Source information:
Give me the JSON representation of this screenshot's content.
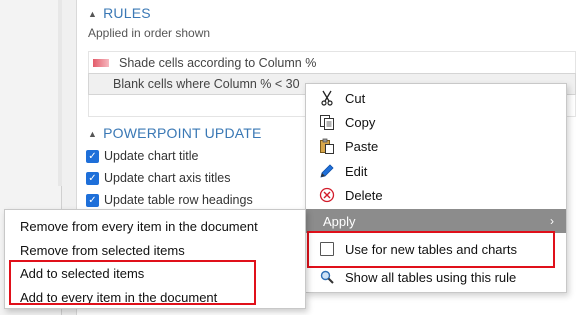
{
  "rules": {
    "heading": "RULES",
    "subtitle": "Applied in order shown",
    "items": [
      {
        "label": "Shade cells according to Column %"
      },
      {
        "label": "Blank cells where Column % < 30"
      }
    ]
  },
  "powerpoint": {
    "heading": "POWERPOINT UPDATE",
    "options": [
      {
        "label": "Update chart title",
        "checked": true
      },
      {
        "label": "Update chart axis titles",
        "checked": true
      },
      {
        "label": "Update table row headings",
        "checked": true
      }
    ]
  },
  "context_menu": {
    "items": [
      {
        "label": "Cut",
        "icon": "scissors-icon"
      },
      {
        "label": "Copy",
        "icon": "copy-icon"
      },
      {
        "label": "Paste",
        "icon": "paste-icon"
      },
      {
        "label": "Edit",
        "icon": "pencil-icon"
      },
      {
        "label": "Delete",
        "icon": "delete-icon"
      }
    ],
    "apply_label": "Apply",
    "use_for_new": "Use for new tables and charts",
    "show_all": "Show all tables using this rule"
  },
  "submenu": {
    "items": [
      {
        "label": "Remove from every item in the document"
      },
      {
        "label": "Remove from selected items"
      },
      {
        "label": "Add to selected items"
      },
      {
        "label": "Add to every item in the document"
      }
    ]
  },
  "colors": {
    "accent": "#3a78b5",
    "checkbox": "#1e6fd9",
    "highlight_box": "#e0101a",
    "apply_bg": "#8c8c8c"
  }
}
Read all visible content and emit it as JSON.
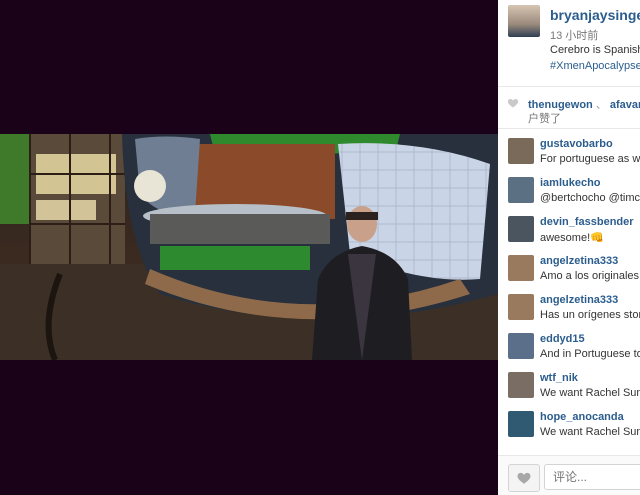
{
  "post": {
    "username": "bryanjaysinger",
    "time_ago": "13 小时前",
    "caption": "Cerebro is Spanish",
    "hashtag": "#XmenApocalypse"
  },
  "likes": {
    "names": [
      "thenugewon",
      "afavare"
    ],
    "separator": "、",
    "suffix": "户赞了"
  },
  "comments": [
    {
      "user": "gustavobarbo",
      "text": "For portuguese as well",
      "avatar_color": "#7a6a5a"
    },
    {
      "user": "iamlukecho",
      "text": "@bertchocho @timchocho",
      "avatar_color": "#5b7083"
    },
    {
      "user": "devin_fassbender",
      "text": "awesome!👊",
      "avatar_color": "#4a5560"
    },
    {
      "user": "angelzetina333",
      "text": "Amo a los originales",
      "avatar_color": "#9a7a5e"
    },
    {
      "user": "angelzetina333",
      "text": "Has un orígenes storm",
      "avatar_color": "#9a7a5e"
    },
    {
      "user": "eddyd15",
      "text": "And in Portuguese too",
      "avatar_color": "#5c6f8a"
    },
    {
      "user": "wtf_nik",
      "text": "We want Rachel Summers",
      "avatar_color": "#7a6d64"
    },
    {
      "user": "hope_anocanda",
      "text": "We want Rachel Summers",
      "avatar_color": "#2f5a72"
    }
  ],
  "comment_box": {
    "placeholder": "评论..."
  },
  "icons": {
    "heart": "heart-icon"
  }
}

How to complete this task: Leaving each image aside, repeat the listing above exactly.

Response area:
Give me the JSON representation of this screenshot's content.
{
  "rules": {
    "heading": "RULES",
    "subtitle": "Applied in order shown",
    "items": [
      {
        "label": "Shade cells according to Column %"
      },
      {
        "label": "Blank cells where Column % < 30"
      }
    ]
  },
  "powerpoint": {
    "heading": "POWERPOINT UPDATE",
    "options": [
      {
        "label": "Update chart title",
        "checked": true
      },
      {
        "label": "Update chart axis titles",
        "checked": true
      },
      {
        "label": "Update table row headings",
        "checked": true
      }
    ]
  },
  "context_menu": {
    "items": [
      {
        "label": "Cut",
        "icon": "scissors-icon"
      },
      {
        "label": "Copy",
        "icon": "copy-icon"
      },
      {
        "label": "Paste",
        "icon": "paste-icon"
      },
      {
        "label": "Edit",
        "icon": "pencil-icon"
      },
      {
        "label": "Delete",
        "icon": "delete-icon"
      }
    ],
    "apply_label": "Apply",
    "use_for_new": "Use for new tables and charts",
    "show_all": "Show all tables using this rule"
  },
  "submenu": {
    "items": [
      {
        "label": "Remove from every item in the document"
      },
      {
        "label": "Remove from selected items"
      },
      {
        "label": "Add to selected items"
      },
      {
        "label": "Add to every item in the document"
      }
    ]
  },
  "colors": {
    "accent": "#3a78b5",
    "checkbox": "#1e6fd9",
    "highlight_box": "#e0101a",
    "apply_bg": "#8c8c8c"
  }
}
Read all visible content and emit it as JSON.
{
  "post": {
    "username": "bryanjaysinger",
    "time_ago": "13 小时前",
    "caption": "Cerebro is Spanish",
    "hashtag": "#XmenApocalypse"
  },
  "likes": {
    "names": [
      "thenugewon",
      "afavare"
    ],
    "separator": "、",
    "suffix": "户赞了"
  },
  "comments": [
    {
      "user": "gustavobarbo",
      "text": "For portuguese as well",
      "avatar_color": "#7a6a5a"
    },
    {
      "user": "iamlukecho",
      "text": "@bertchocho @timchocho",
      "avatar_color": "#5b7083"
    },
    {
      "user": "devin_fassbender",
      "text": "awesome!👊",
      "avatar_color": "#4a5560"
    },
    {
      "user": "angelzetina333",
      "text": "Amo a los originales",
      "avatar_color": "#9a7a5e"
    },
    {
      "user": "angelzetina333",
      "text": "Has un orígenes storm",
      "avatar_color": "#9a7a5e"
    },
    {
      "user": "eddyd15",
      "text": "And in Portuguese too",
      "avatar_color": "#5c6f8a"
    },
    {
      "user": "wtf_nik",
      "text": "We want Rachel Summers",
      "avatar_color": "#7a6d64"
    },
    {
      "user": "hope_anocanda",
      "text": "We want Rachel Summers",
      "avatar_color": "#2f5a72"
    }
  ],
  "comment_box": {
    "placeholder": "评论..."
  },
  "icons": {
    "heart": "heart-icon"
  }
}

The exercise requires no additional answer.